• [Extracted records]
>>

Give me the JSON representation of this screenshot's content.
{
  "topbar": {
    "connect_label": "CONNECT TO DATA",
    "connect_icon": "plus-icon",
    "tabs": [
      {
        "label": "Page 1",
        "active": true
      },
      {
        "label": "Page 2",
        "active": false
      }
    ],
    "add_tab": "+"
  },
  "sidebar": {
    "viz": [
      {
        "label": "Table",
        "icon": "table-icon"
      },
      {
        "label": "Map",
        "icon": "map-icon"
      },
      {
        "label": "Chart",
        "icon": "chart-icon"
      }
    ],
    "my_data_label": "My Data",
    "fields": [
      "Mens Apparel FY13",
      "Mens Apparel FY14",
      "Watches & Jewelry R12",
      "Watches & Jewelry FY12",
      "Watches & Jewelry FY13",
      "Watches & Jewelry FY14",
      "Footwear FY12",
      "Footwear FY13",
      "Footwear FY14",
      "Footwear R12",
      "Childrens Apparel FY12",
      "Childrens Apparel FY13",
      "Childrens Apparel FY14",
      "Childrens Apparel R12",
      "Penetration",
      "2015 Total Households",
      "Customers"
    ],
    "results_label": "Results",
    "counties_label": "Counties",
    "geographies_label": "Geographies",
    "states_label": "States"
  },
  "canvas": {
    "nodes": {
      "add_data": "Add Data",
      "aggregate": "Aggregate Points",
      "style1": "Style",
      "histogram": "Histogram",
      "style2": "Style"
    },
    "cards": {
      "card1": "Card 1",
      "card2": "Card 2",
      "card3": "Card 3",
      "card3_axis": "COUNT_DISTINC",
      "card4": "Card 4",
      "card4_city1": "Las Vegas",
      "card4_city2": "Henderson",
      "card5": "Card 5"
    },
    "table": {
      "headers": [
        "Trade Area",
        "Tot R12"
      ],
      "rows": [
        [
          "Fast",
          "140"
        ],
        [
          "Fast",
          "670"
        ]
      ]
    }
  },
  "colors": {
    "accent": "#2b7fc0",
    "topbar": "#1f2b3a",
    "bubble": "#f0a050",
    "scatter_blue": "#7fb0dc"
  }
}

<<

• [Instruction] Each line holding "Jewelry" must be found and copied.

• [Written solution]
      "Watches & Jewelry R12",
      "Watches & Jewelry FY12",
      "Watches & Jewelry FY13",
      "Watches & Jewelry FY14",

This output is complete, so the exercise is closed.